**Task brief:** Keep only the lines that hold the string "grande", filtering out the rest of the entries below.

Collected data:
^^^^
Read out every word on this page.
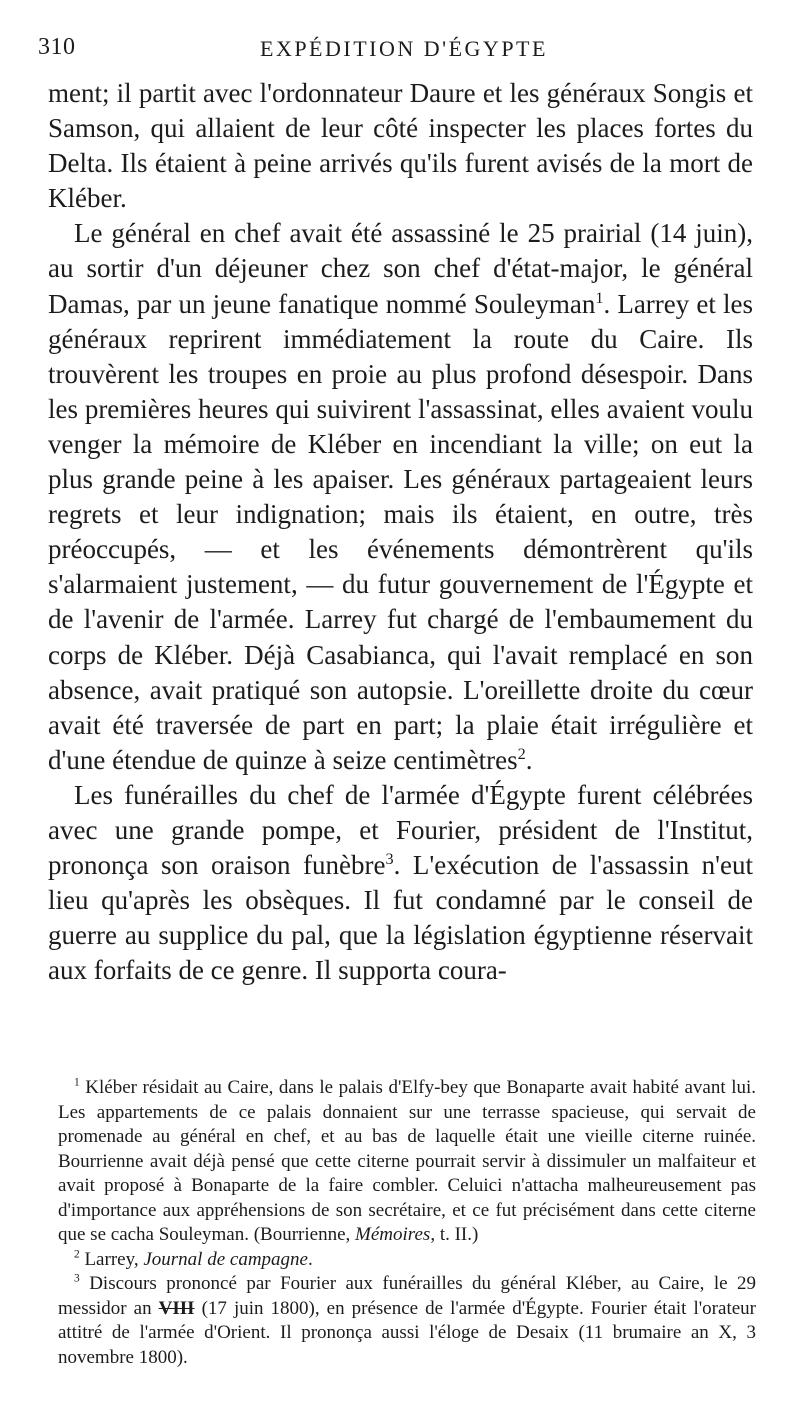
310	EXPÉDITION D'ÉGYPTE

ment; il partit avec l'ordonnateur Daure et les généraux Songis et Samson, qui allaient de leur côté inspecter les places fortes du Delta. Ils étaient à peine arrivés qu'ils furent avisés de la mort de Kléber.

Le général en chef avait été assassiné le 25 prairial (14 juin), au sortir d'un déjeuner chez son chef d'état-major, le général Damas, par un jeune fanatique nommé Souleyman$^1$. Larrey et les généraux reprirent immédiatement la route du Caire. Ils trouvèrent les troupes en proie au plus profond désespoir. Dans les premières heures qui suivirent l'assassinat, elles avaient voulu venger la mémoire de Kléber en incendiant la ville; on eut la plus grande peine à les apaiser. Les généraux partageaient leurs regrets et leur indignation; mais ils étaient, en outre, très préoccupés, — et les événements démontrèrent qu'ils s'alarmaient justement, — du futur gouvernement de l'Égypte et de l'avenir de l'armée. Larrey fut chargé de l'embaumement du corps de Kléber. Déjà Casabianca, qui l'avait remplacé en son absence, avait pratiqué son autopsie. L'oreillette droite du cœur avait été traversée de part en part; la plaie était irrégulière et d'une étendue de quinze à seize centimètres$^2$.

Les funérailles du chef de l'armée d'Égypte furent célébrées avec une grande pompe, et Fourier, président de l'Institut, prononça son oraison funèbre$^3$. L'exécution de l'assassin n'eut lieu qu'après les obsèques. Il fut condamné par le conseil de guerre au supplice du pal, que la législation égyptienne réservait aux forfaits de ce genre. Il supporta coura-

$^1$ Kléber résidait au Caire, dans le palais d'Elfy-bey que Bonaparte avait habité avant lui. Les appartements de ce palais donnaient sur une terrasse spacieuse, qui servait de promenade au général en chef, et au bas de laquelle était une vieille citerne ruinée. Bourrienne avait déjà pensé que cette citerne pourrait servir à dissimuler un malfaiteur et avait proposé à Bonaparte de la faire combler. Celuici n'attacha malheureusement pas d'importance aux appréhensions de son secrétaire, et ce fut précisément dans cette citerne que se cacha Souleyman. (Bourrienne, Mémoires, t. II.)

$^2$ Larrey, Journal de campagne.

$^3$ Discours prononcé par Fourier aux funérailles du général Kléber, au Caire, le 29 messidor an VIII (17 juin 1800), en présence de l'armée d'Égypte. Fourier était l'orateur attitré de l'armée d'Orient. Il prononça aussi l'éloge de Desaix (11 brumaire an X, 3 novembre 1800).
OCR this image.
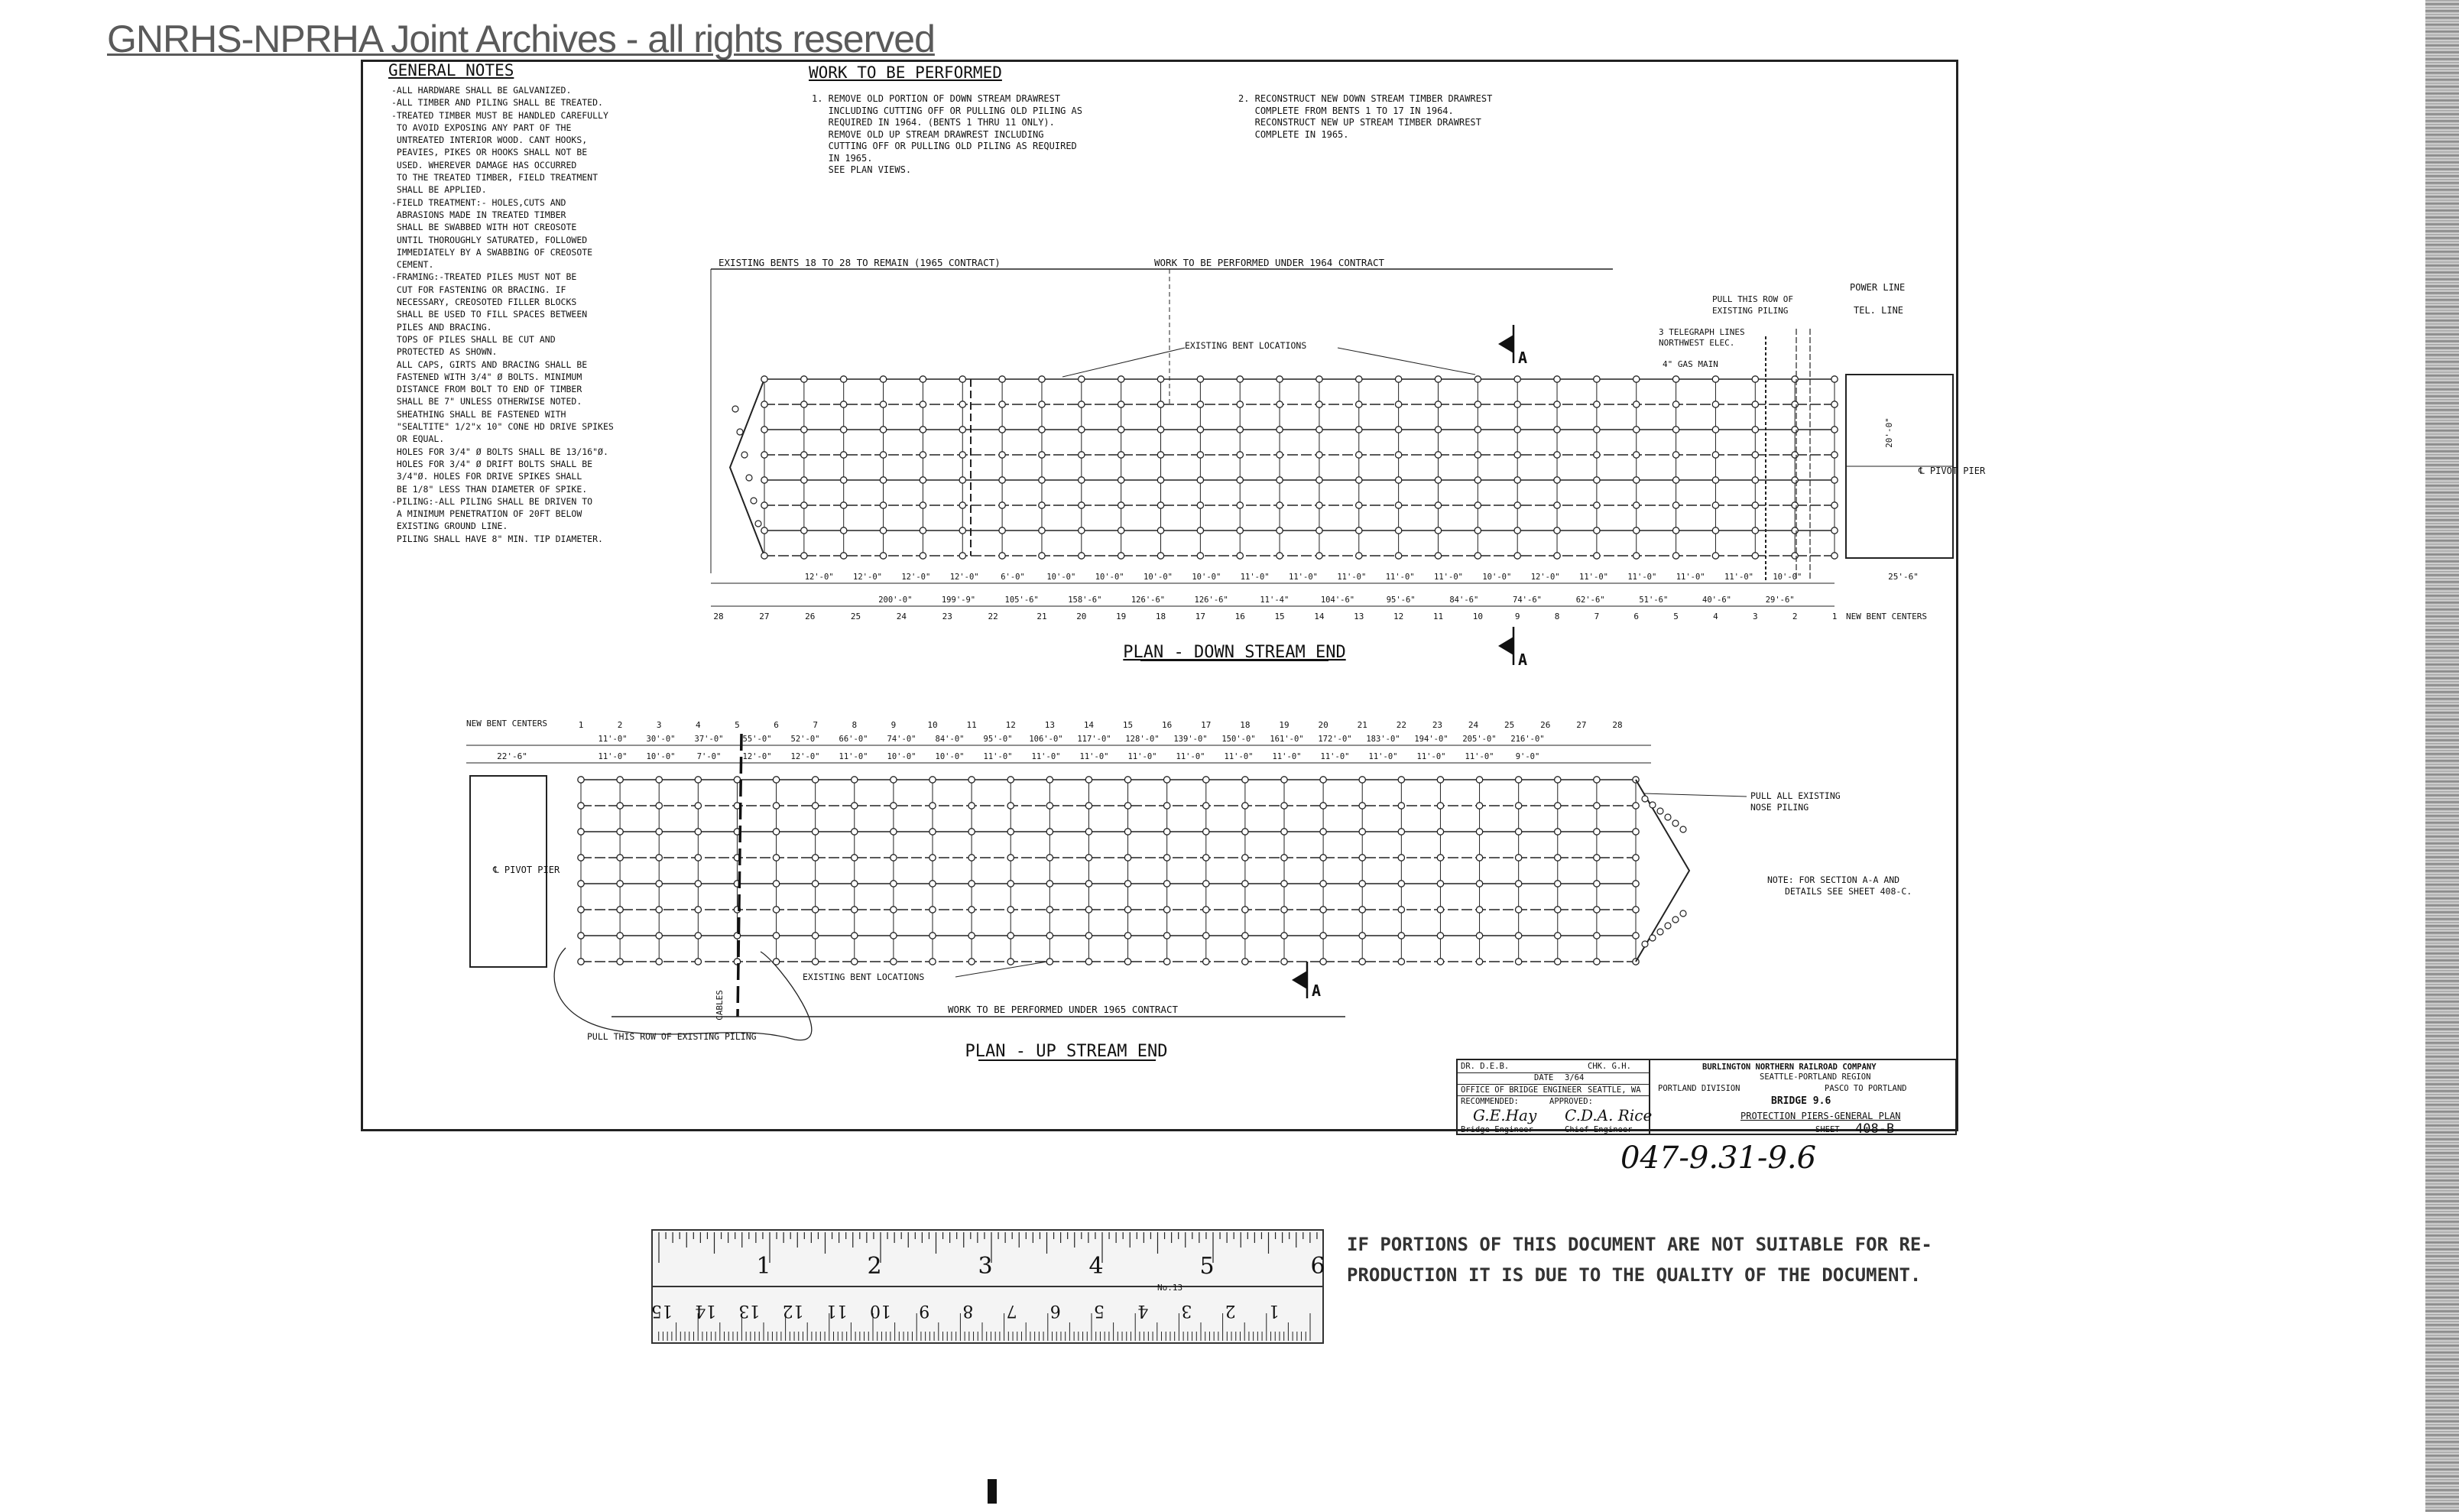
GNRHS-NPRHA Joint Archives - all rights reserved
GENERAL NOTES
-ALL HARDWARE SHALL BE GALVANIZED.
-ALL TIMBER AND PILING SHALL BE TREATED.
-TREATED TIMBER MUST BE HANDLED CAREFULLY
TO AVOID EXPOSING ANY PART OF THE
UNTREATED INTERIOR WOOD. CANT HOOKS,
PEAVIES, PIKES OR HOOKS SHALL NOT BE
USED. WHEREVER DAMAGE HAS OCCURRED
TO THE TREATED TIMBER, FIELD TREATMENT
SHALL BE APPLIED.
-FIELD TREATMENT:- HOLES,CUTS AND
ABRASIONS MADE IN TREATED TIMBER
SHALL BE SWABBED WITH HOT CREOSOTE
UNTIL THOROUGHLY SATURATED, FOLLOWED
IMMEDIATELY BY A SWABBING OF CREOSOTE
CEMENT.
-FRAMING:-TREATED PILES MUST NOT BE
CUT FOR FASTENING OR BRACING. IF
NECESSARY, CREOSOTED FILLER BLOCKS
SHALL BE USED TO FILL SPACES BETWEEN
PILES AND BRACING.
TOPS OF PILES SHALL BE CUT AND
PROTECTED AS SHOWN.
ALL CAPS, GIRTS AND BRACING SHALL BE
FASTENED WITH 3/4" Ø BOLTS. MINIMUM
DISTANCE FROM BOLT TO END OF TIMBER
SHALL BE 7" UNLESS OTHERWISE NOTED.
SHEATHING SHALL BE FASTENED WITH
"SEALTITE" 1/2"x 10" CONE HD DRIVE SPIKES
OR EQUAL.
HOLES FOR 3/4" Ø BOLTS SHALL BE 13/16"Ø.
HOLES FOR 3/4" Ø DRIFT BOLTS SHALL BE
3/4"Ø. HOLES FOR DRIVE SPIKES SHALL
BE 1/8" LESS THAN DIAMETER OF SPIKE.
-PILING:-ALL PILING SHALL BE DRIVEN TO
A MINIMUM PENETRATION OF 20FT BELOW
EXISTING GROUND LINE.
PILING SHALL HAVE 8" MIN. TIP DIAMETER.
WORK TO BE PERFORMED
1. REMOVE OLD PORTION OF DOWN STREAM DRAWREST
INCLUDING CUTTING OFF OR PULLING OLD PILING AS
REQUIRED IN 1964. (BENTS 1 THRU 11 ONLY).
REMOVE OLD UP STREAM DRAWREST INCLUDING
CUTTING OFF OR PULLING OLD PILING AS REQUIRED
IN 1965.
SEE PLAN VIEWS.
2. RECONSTRUCT NEW DOWN STREAM TIMBER DRAWREST
COMPLETE FROM BENTS 1 TO 17 IN 1964.
RECONSTRUCT NEW UP STREAM TIMBER DRAWREST
COMPLETE IN 1965.
EXISTING BENTS 18 TO 28 TO REMAIN (1965 CONTRACT)	WORK TO BE PERFORMED UNDER 1964 CONTRACT
℄ PIVOT PIER
20'-0"
POWER LINE
TEL. LINE
PULL THIS ROW OF
EXISTING PILING
3 TELEGRAPH LINES
NORTHWEST ELEC.
4" GAS MAIN
EXISTING BENT LOCATIONS
A
A
12'-0" 12'-0" 12'-0" 12'-0"	6'-0"	10'-0" 10'-0" 10'-0" 10'-0" 11'-0" 11'-0" 11'-0" 11'-0" 11'-0" 10'-0" 12'-0" 11'-0" 11'-0" 11'-0" 11'-0" 10'-0"
200'-0"	199'-9"	105'-6"	158'-6"	126'-6"	126'-6"	11'-4"	104'-6"	95'-6"	84'-6"	74'-6"	62'-6"	51'-6"	40'-6"	29'-6"
25'-6"
28	27	26	25	24	23	22	21	20	19	18	17	16	15	14	13	12	11	10	9	8	7	6	5	4	3	2	1 NEW BENT CENTERS
PLAN - DOWN STREAM END
NEW BENT CENTERS	1	2	3	4	5	6	7	8	9	10	11	12	13	14	15	16	17	18	19	20	21	22	23	24	25	26	27	28
11'-0" 30'-0" 37'-0" 55'-0" 52'-0" 66'-0" 74'-0" 84'-0" 95'-0" 106'-0" 117'-0" 128'-0" 139'-0" 150'-0" 161'-0" 172'-0" 183'-0" 194'-0" 205'-0" 216'-0"
11'-0" 10'-0"	7'-0"	12'-0" 12'-0" 11'-0" 10'-0" 10'-0" 11'-0" 11'-0" 11'-0" 11'-0" 11'-0" 11'-0" 11'-0" 11'-0" 11'-0" 11'-0" 11'-0"	9'-0"
22'-6"
℄ PIVOT PIER
CABLES
PULL THIS ROW OF EXISTING PILING
PULL ALL EXISTING
NOSE PILING
NOTE: FOR SECTION A-A AND
DETAILS SEE SHEET 408-C.
EXISTING BENT LOCATIONS
WORK TO BE PERFORMED UNDER 1965 CONTRACT
A
PLAN - UP STREAM END
DR. D.E.B.	CHK. G.H.
DATE 3/64
OFFICE OF BRIDGE ENGINEER SEATTLE, WA
RECOMMENDED:	APPROVED:
G.E.Hay C.D.A. Rice
Bridge Engineer	Chief Engineer
BURLINGTON NORTHERN RAILROAD COMPANY
SEATTLE-PORTLAND REGION
PORTLAND DIVISION	PASCO TO PORTLAND
BRIDGE 9.6
PROTECTION PIERS-GENERAL PLAN
SHEET 408-B
047-9.31-9.6
1	2	3	4	5	6
1
2
3
4
5
6
7
8
9
10
11
12
13
14
15
No.13
IF PORTIONS OF THIS DOCUMENT ARE NOT SUITABLE FOR RE-
PRODUCTION IT IS DUE TO THE QUALITY OF THE DOCUMENT.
^^^^
**Result of this task:**
Le général en chef avait été assassiné le 25 prairial (14 juin), au sortir d'un déjeuner chez son chef d'état-major, le général Damas, par un jeune fanatique nommé Souleyman$^1$. Larrey et les généraux reprirent immédiatement la route du Caire. Ils trouvèrent les troupes en proie au plus profond désespoir. Dans les premières heures qui suivirent l'assassinat, elles avaient voulu venger la mémoire de Kléber en incendiant la ville; on eut la plus grande peine à les apaiser. Les généraux partageaient leurs regrets et leur indignation; mais ils étaient, en outre, très préoccupés, — et les événements démontrèrent qu'ils s'alarmaient justement, — du futur gouvernement de l'Égypte et de l'avenir de l'armée. Larrey fut chargé de l'embaumement du corps de Kléber. Déjà Casabianca, qui l'avait remplacé en son absence, avait pratiqué son autopsie. L'oreillette droite du cœur avait été traversée de part en part; la plaie était irrégulière et d'une étendue de quinze à seize centimètres$^2$.
Les funérailles du chef de l'armée d'Égypte furent célébrées avec une grande pompe, et Fourier, président de l'Institut, prononça son oraison funèbre$^3$. L'exécution de l'assassin n'eut lieu qu'après les obsèques. Il fut condamné par le conseil de guerre au supplice du pal, que la législation égyptienne réservait aux forfaits de ce genre. Il supporta coura-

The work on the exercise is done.